#### WRITTEN REQUEST
Your reply should be one number: the count of lines holding the word "Stanford".

#### RECORDED DATA ####

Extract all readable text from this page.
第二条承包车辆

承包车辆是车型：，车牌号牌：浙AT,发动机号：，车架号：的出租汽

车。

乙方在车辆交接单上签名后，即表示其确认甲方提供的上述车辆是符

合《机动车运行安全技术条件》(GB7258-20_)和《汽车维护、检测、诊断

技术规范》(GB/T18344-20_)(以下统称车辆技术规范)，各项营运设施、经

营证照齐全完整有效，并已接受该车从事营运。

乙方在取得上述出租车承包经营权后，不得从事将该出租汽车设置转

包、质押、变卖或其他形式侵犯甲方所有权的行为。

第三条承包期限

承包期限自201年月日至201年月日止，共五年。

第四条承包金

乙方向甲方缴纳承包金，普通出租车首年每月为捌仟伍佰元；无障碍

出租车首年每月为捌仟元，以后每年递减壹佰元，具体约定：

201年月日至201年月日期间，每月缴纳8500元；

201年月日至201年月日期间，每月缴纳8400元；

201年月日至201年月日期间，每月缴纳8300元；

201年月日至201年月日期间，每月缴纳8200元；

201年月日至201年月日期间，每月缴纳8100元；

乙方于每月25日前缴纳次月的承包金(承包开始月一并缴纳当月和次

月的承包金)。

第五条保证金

####
#### RECORDED DATA ####

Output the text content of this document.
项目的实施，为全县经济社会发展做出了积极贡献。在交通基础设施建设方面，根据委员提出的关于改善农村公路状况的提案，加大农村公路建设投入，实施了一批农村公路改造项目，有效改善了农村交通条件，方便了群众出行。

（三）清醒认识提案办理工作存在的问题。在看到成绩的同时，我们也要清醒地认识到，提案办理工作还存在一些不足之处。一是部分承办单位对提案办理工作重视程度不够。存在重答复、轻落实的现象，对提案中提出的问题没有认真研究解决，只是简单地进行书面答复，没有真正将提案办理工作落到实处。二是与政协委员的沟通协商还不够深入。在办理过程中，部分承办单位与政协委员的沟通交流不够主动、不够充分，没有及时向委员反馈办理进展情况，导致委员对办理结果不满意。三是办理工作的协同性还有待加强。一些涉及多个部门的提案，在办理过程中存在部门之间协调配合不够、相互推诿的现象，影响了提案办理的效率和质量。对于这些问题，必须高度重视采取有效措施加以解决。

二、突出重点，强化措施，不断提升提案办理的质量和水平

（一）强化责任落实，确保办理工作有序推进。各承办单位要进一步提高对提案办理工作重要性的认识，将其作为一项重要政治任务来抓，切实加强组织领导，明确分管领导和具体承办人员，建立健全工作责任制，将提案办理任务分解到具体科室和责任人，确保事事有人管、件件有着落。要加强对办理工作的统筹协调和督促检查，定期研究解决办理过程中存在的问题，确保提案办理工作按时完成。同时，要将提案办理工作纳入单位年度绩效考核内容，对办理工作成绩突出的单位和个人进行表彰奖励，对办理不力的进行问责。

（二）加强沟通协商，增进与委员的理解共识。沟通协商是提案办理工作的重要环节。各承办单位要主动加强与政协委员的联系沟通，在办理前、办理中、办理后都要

####
#### RECORDED DATA ####

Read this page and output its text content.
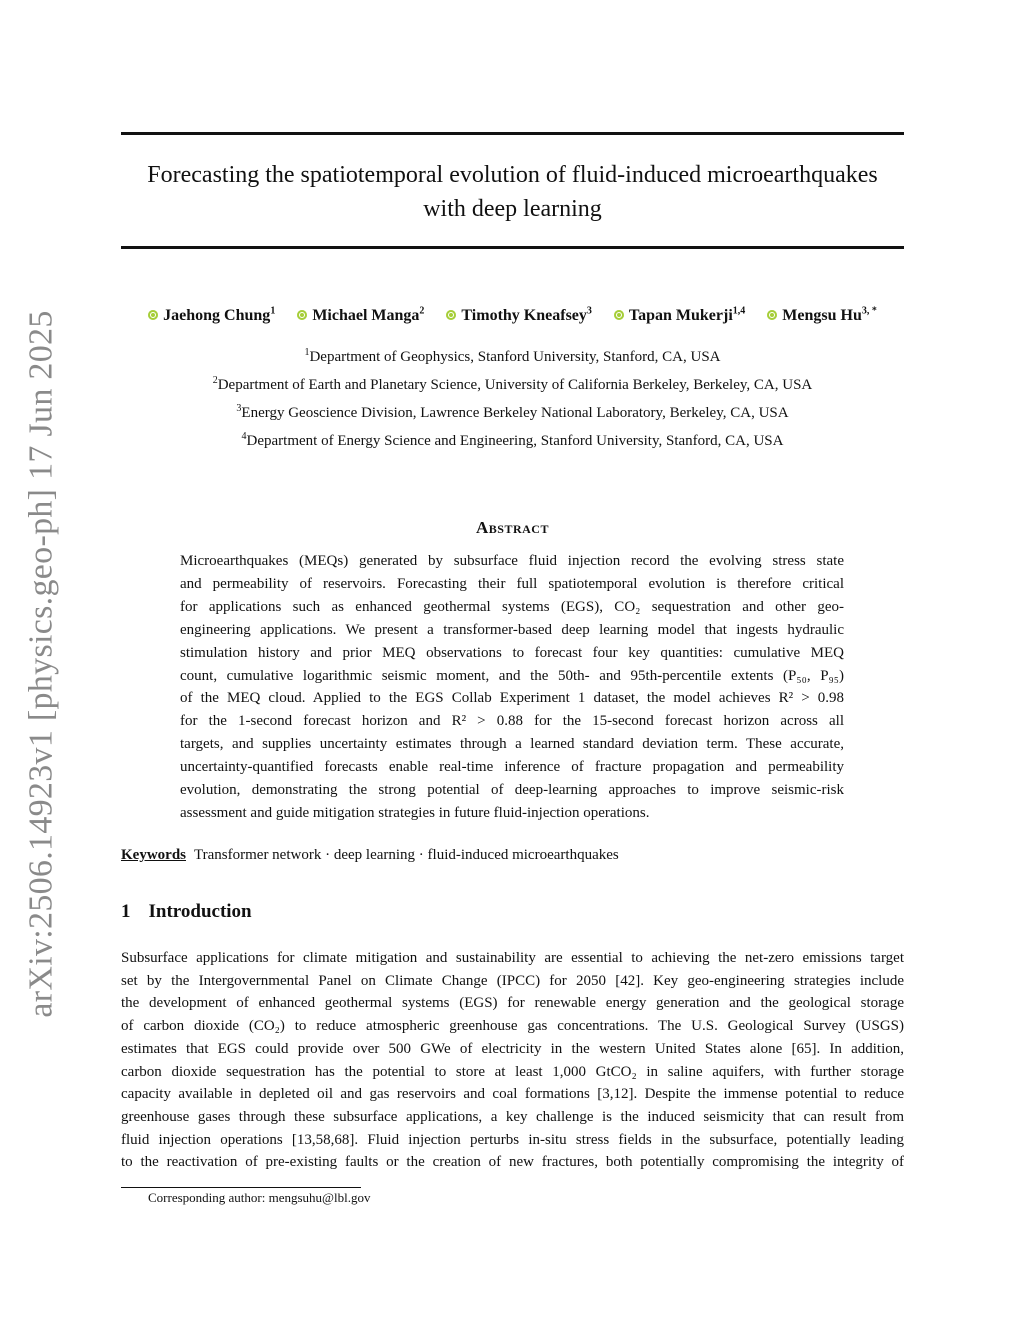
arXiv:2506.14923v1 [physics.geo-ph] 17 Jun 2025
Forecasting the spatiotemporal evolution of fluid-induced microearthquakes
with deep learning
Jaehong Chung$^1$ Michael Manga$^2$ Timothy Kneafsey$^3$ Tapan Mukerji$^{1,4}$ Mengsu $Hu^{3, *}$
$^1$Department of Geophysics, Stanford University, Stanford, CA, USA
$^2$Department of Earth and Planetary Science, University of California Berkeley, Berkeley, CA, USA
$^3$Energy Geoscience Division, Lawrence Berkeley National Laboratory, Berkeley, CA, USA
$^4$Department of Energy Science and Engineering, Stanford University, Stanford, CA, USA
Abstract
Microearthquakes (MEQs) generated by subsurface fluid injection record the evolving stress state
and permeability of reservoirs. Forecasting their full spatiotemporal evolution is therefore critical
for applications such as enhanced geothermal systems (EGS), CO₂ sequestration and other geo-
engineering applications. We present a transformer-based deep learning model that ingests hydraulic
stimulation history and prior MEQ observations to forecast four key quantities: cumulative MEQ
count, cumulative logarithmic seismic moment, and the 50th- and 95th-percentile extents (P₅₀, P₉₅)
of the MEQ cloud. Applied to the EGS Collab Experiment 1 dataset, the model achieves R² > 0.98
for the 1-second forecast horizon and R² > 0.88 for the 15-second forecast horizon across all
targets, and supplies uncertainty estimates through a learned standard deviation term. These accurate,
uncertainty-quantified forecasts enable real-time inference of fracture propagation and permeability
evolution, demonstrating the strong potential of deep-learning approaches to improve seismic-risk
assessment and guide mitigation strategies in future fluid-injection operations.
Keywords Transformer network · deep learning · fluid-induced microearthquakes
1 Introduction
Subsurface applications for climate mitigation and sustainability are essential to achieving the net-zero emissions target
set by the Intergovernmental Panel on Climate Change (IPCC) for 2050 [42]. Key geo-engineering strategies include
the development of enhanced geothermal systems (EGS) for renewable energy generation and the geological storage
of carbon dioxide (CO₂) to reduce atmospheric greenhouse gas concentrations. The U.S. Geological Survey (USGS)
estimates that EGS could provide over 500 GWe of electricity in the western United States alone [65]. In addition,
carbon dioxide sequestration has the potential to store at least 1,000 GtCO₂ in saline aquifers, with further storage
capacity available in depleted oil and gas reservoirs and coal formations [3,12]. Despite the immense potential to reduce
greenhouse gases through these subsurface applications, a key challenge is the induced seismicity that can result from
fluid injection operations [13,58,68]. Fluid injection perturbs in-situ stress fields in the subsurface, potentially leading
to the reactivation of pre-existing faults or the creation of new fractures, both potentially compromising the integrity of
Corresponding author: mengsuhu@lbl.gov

####

#### CORRECT RESULT
2